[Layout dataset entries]
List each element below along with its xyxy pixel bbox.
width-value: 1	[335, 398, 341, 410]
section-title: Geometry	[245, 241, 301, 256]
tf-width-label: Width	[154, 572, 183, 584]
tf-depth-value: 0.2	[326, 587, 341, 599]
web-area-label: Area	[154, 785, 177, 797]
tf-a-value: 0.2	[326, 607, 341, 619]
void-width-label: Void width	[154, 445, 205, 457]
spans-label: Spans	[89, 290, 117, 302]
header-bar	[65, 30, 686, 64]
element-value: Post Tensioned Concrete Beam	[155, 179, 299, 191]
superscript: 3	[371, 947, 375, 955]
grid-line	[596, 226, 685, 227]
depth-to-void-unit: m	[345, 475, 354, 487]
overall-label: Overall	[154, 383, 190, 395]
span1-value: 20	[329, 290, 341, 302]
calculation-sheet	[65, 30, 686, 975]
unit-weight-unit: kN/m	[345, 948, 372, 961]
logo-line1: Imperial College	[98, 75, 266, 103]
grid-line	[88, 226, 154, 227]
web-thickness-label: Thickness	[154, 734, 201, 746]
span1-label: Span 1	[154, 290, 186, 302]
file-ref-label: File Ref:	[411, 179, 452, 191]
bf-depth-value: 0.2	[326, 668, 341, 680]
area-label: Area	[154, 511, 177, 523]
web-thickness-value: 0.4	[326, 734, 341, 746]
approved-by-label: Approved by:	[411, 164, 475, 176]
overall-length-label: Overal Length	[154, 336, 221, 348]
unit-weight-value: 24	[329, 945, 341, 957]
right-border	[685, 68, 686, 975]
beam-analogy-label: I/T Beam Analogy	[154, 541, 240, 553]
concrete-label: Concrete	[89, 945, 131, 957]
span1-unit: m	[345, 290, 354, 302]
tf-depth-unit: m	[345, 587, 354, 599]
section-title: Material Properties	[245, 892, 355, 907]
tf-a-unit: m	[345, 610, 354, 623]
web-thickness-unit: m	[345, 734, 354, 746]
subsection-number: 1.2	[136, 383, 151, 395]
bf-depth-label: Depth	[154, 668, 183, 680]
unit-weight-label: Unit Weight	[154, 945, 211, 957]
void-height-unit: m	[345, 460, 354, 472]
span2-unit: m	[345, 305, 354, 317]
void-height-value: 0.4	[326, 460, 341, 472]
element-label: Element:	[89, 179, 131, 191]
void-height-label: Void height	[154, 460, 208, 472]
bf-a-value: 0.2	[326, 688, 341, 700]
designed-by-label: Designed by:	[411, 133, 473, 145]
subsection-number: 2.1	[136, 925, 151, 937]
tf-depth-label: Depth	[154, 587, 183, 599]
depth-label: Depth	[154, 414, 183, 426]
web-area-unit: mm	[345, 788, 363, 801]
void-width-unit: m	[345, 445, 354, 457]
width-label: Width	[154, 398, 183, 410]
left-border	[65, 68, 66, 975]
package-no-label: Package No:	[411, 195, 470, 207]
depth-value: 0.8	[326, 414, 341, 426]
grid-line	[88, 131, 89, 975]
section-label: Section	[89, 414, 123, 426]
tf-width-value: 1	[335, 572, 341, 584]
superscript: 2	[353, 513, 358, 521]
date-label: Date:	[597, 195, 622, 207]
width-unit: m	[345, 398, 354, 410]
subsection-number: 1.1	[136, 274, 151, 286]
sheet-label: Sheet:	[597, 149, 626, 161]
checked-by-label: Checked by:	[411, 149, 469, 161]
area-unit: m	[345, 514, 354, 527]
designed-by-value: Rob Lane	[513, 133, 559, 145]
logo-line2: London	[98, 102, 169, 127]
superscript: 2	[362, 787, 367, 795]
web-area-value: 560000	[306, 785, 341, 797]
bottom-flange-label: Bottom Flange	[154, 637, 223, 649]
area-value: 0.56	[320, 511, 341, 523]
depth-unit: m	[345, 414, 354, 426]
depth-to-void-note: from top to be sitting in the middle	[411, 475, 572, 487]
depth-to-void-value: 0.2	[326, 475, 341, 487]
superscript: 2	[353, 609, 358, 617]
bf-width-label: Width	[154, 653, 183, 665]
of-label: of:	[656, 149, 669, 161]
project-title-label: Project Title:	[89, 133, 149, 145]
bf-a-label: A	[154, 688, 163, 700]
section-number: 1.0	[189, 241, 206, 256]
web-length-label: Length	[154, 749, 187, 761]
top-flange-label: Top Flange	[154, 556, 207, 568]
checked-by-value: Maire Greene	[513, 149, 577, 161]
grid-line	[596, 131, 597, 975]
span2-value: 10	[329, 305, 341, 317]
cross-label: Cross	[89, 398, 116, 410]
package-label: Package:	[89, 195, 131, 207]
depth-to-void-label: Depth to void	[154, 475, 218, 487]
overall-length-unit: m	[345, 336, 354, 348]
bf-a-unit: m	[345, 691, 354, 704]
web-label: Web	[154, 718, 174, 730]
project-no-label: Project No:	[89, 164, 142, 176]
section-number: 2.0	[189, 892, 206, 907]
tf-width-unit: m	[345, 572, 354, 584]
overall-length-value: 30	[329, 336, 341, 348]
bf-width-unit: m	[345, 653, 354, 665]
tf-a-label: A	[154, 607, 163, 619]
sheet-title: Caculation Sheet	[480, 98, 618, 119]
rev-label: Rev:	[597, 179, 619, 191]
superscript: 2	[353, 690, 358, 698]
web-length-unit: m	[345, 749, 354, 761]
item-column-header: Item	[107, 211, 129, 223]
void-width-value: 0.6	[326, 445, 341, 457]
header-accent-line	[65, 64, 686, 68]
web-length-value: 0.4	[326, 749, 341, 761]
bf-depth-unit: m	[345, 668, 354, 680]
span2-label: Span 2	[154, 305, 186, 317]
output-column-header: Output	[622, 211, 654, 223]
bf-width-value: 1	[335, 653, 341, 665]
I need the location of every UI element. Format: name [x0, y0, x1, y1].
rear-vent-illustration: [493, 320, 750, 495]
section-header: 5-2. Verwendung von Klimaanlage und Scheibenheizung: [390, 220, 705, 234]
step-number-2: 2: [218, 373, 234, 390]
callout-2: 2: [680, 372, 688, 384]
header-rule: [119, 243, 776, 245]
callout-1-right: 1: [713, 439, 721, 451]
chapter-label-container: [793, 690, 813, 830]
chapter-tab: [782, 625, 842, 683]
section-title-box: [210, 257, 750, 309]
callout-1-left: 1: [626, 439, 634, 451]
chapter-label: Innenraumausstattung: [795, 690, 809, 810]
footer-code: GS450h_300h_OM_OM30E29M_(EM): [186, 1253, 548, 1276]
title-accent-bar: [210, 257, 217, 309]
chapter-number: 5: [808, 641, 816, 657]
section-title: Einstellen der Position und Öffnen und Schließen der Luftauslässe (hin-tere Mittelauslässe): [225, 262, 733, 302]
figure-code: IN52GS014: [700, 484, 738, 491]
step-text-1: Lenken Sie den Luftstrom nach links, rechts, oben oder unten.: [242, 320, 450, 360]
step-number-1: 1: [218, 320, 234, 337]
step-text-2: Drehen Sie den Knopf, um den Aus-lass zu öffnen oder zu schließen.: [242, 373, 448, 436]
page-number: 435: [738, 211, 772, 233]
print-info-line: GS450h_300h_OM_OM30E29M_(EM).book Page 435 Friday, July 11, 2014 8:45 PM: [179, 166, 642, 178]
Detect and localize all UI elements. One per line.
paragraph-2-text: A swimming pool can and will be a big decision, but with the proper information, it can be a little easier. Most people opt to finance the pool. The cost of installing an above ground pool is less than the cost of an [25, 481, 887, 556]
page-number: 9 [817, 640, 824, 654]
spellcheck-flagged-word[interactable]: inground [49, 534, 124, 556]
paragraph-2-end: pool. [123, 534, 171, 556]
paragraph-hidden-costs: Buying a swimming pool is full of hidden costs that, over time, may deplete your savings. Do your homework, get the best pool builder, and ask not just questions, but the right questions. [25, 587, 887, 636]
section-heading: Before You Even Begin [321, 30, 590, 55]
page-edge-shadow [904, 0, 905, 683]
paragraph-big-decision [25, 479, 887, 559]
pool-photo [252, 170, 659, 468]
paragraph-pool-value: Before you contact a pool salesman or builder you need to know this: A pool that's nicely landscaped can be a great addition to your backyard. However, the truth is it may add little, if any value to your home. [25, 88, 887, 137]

- _REQUIRED TASK_
Locate each row above that contains the string "area" and copy those rows in full. Matches must have the same case.

- _CORRECT OUTPUT_
web-area-label: Area	[154, 785, 177, 797]
area-label: Area	[154, 511, 177, 523]
web-area-unit: mm	[345, 788, 363, 801]
area-unit: m	[345, 514, 354, 527]
web-area-value: 560000	[306, 785, 341, 797]
area-value: 0.56	[320, 511, 341, 523]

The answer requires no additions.